Stored data entries
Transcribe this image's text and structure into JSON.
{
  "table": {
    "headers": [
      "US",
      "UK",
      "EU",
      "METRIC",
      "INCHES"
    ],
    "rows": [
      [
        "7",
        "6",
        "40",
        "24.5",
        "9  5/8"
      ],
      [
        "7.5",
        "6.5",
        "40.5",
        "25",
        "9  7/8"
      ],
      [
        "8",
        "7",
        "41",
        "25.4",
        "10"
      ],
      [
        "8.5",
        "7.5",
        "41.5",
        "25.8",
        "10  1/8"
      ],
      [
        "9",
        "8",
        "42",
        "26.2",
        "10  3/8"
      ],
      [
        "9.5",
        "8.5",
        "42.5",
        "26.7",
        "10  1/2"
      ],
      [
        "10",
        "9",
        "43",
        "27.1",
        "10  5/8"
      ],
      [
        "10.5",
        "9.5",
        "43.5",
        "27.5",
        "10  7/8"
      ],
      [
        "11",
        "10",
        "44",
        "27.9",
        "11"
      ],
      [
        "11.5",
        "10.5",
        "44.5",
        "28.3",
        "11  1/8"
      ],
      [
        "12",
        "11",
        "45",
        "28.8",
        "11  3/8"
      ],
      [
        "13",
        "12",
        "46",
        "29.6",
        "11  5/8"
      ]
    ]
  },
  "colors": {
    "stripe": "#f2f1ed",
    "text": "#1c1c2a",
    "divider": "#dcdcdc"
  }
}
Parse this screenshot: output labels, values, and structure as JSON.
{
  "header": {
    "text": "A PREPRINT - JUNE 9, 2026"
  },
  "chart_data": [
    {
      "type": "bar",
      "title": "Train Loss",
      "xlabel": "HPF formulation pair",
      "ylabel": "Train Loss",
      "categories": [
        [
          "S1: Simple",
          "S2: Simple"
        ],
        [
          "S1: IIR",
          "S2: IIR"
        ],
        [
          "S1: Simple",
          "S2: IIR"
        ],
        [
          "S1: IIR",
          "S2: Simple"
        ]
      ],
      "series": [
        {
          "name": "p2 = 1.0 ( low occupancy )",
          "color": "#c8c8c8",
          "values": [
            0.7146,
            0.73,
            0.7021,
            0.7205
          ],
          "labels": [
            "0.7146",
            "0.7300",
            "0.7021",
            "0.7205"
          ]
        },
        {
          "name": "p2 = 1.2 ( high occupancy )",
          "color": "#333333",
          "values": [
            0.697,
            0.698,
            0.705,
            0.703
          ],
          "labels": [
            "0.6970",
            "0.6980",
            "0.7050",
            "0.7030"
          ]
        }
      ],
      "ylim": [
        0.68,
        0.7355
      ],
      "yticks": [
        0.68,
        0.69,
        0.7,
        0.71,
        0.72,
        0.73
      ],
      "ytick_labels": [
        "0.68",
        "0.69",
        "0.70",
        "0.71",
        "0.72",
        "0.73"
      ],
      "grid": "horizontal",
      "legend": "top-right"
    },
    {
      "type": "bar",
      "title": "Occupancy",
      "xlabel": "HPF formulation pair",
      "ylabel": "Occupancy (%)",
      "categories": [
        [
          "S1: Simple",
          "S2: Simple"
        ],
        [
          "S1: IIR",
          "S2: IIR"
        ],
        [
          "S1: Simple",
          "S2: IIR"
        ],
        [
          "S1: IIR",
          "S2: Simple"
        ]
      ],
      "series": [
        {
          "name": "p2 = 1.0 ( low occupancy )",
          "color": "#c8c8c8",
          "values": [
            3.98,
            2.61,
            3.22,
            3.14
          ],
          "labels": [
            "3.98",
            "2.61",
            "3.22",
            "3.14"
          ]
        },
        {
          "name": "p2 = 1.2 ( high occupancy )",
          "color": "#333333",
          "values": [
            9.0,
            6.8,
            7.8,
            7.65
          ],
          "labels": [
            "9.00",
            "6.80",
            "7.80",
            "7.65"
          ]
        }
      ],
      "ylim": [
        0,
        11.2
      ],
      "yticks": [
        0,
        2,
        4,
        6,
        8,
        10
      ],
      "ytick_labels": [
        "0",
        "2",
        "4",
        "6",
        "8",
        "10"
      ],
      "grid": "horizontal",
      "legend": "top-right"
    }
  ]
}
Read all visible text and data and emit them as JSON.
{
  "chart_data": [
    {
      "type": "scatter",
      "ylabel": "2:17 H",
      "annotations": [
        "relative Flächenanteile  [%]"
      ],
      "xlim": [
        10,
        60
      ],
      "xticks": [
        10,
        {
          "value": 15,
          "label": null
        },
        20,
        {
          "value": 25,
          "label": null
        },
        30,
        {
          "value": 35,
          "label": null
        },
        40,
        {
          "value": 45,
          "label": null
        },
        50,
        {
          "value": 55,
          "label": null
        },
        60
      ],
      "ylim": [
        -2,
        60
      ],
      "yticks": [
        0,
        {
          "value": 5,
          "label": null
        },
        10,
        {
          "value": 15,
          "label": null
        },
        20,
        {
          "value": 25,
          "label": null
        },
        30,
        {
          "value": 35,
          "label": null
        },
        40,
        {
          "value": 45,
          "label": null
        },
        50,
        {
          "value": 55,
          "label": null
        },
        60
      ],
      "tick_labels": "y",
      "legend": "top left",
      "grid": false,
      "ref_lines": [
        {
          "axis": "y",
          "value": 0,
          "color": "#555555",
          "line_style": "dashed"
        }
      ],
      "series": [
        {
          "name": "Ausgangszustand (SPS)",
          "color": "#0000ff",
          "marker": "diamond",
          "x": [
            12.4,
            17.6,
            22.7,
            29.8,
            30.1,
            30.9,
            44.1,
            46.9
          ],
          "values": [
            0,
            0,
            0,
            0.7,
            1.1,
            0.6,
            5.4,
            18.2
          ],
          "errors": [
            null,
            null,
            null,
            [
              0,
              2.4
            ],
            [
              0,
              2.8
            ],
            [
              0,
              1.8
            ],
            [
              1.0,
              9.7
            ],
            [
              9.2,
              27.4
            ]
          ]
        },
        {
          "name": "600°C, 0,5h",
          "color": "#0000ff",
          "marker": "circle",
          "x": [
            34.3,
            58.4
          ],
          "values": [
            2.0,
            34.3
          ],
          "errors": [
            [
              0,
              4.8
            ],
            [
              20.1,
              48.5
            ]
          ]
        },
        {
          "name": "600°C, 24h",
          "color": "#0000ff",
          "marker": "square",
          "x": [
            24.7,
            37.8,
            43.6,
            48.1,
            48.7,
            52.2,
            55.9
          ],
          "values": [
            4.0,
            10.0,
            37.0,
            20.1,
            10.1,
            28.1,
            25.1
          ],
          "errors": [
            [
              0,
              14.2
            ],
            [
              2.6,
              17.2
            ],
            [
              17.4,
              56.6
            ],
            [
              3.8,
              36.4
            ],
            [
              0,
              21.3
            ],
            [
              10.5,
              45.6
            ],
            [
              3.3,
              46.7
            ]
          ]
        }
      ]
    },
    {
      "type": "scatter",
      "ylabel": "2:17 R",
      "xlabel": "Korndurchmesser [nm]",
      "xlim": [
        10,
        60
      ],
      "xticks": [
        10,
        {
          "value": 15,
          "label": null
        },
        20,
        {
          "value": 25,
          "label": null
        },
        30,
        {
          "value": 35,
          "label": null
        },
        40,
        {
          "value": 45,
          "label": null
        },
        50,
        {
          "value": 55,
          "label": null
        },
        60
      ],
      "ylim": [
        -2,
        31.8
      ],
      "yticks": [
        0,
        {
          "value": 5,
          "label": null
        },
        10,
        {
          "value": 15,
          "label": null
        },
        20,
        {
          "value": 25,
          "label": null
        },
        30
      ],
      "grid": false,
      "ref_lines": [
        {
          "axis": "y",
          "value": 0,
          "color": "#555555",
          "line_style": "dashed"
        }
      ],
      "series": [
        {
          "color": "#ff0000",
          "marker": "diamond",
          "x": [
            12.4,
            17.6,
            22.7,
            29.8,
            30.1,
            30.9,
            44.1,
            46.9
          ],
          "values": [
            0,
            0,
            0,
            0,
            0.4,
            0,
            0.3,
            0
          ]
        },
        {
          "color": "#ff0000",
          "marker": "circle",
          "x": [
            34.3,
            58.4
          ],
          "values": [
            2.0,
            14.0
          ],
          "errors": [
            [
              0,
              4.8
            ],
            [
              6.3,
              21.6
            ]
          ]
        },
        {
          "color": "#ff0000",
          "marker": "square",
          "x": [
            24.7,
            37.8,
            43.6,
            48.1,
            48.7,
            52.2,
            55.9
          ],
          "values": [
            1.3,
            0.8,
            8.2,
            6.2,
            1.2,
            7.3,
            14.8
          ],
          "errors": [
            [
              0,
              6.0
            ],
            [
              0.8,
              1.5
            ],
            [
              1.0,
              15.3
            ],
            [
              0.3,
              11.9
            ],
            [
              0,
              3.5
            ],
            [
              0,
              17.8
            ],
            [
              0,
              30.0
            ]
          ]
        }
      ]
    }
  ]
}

- Given problem
Across the material above, count every line holding "text" and write down only the number.

- Exercise solution
4